- [TASK REQUIREMENTS]: Identify the lines bearing the string "Explanation" and gather them.

- [DATA LINES]:

◆ ◆ ◆

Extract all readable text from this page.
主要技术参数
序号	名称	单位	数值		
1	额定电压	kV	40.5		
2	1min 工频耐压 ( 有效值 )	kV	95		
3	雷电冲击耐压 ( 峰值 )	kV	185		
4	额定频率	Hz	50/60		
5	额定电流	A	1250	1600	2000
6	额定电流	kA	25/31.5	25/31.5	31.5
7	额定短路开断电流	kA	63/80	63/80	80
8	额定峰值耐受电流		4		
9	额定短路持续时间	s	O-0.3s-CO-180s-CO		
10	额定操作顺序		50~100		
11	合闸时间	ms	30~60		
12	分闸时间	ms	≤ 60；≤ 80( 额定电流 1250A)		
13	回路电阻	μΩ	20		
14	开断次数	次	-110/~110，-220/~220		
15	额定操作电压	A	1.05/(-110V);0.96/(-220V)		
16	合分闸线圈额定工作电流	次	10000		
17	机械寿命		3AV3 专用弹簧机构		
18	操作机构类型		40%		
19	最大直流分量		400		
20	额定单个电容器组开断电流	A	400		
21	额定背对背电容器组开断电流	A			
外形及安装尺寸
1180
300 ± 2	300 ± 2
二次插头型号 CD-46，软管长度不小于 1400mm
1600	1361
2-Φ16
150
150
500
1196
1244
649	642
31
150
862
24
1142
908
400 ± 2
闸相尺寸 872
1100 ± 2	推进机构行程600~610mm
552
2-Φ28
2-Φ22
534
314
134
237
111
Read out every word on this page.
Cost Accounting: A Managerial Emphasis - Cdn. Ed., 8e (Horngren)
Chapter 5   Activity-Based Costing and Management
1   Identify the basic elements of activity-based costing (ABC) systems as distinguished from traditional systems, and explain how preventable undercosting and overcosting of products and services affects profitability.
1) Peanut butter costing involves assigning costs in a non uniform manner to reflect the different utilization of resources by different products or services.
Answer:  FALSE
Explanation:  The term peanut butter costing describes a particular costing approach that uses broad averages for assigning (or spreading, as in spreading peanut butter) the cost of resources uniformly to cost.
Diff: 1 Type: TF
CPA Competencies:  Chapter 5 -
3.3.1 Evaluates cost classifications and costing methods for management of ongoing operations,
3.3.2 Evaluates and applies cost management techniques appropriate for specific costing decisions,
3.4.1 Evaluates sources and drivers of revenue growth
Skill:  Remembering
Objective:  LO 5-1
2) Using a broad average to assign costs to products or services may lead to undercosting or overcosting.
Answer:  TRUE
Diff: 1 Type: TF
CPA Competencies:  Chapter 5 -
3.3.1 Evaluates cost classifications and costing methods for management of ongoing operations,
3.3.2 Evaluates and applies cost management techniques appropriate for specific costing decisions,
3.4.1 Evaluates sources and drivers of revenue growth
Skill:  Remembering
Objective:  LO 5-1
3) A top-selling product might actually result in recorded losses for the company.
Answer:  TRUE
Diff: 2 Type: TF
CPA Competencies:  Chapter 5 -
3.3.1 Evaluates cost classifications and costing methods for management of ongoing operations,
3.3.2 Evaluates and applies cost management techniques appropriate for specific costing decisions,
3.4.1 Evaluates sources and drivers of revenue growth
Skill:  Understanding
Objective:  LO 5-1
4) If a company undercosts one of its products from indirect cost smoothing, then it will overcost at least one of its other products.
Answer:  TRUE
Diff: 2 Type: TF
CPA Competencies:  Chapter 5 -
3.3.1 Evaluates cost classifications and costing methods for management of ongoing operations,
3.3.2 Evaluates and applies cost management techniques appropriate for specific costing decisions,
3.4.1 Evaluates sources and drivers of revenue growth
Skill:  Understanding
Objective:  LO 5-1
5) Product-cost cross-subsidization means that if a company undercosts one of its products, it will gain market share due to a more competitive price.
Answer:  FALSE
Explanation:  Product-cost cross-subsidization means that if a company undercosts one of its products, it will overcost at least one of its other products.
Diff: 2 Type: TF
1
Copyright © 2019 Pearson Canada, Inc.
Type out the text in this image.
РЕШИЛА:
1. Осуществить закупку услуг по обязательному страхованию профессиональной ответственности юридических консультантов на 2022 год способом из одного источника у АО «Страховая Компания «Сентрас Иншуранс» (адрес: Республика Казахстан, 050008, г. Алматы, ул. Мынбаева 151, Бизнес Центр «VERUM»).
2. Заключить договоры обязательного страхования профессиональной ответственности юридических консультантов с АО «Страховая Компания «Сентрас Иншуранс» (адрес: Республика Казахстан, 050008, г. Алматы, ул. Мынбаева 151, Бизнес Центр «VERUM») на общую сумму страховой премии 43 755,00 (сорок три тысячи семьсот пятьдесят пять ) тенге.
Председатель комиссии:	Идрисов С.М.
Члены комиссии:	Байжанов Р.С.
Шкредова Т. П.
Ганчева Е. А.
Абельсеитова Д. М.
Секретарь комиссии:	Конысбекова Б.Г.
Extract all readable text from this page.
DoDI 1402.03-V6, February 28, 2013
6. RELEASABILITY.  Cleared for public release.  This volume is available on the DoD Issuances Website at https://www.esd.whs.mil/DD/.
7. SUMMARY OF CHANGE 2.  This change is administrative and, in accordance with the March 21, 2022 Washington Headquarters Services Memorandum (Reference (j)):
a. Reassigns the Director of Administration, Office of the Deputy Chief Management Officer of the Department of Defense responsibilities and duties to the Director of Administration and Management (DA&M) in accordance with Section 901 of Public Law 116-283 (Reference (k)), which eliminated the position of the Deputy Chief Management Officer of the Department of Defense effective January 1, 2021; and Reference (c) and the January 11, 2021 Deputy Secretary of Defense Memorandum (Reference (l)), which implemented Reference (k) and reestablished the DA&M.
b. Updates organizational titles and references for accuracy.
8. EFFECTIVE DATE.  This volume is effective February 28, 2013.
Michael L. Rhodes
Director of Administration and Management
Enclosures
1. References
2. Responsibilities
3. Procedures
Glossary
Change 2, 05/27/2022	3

◆ ◆ ◆

- [EXERCISE SOLUTION]:
Explanation:  The term peanut butter costing describes a particular costing approach that uses broad averages for assigning (or spreading, as in spreading peanut butter) the cost of resources uniformly to cost.
Explanation:  Product-cost cross-subsidization means that if a company undercosts one of its products, it will overcost at least one of its other products.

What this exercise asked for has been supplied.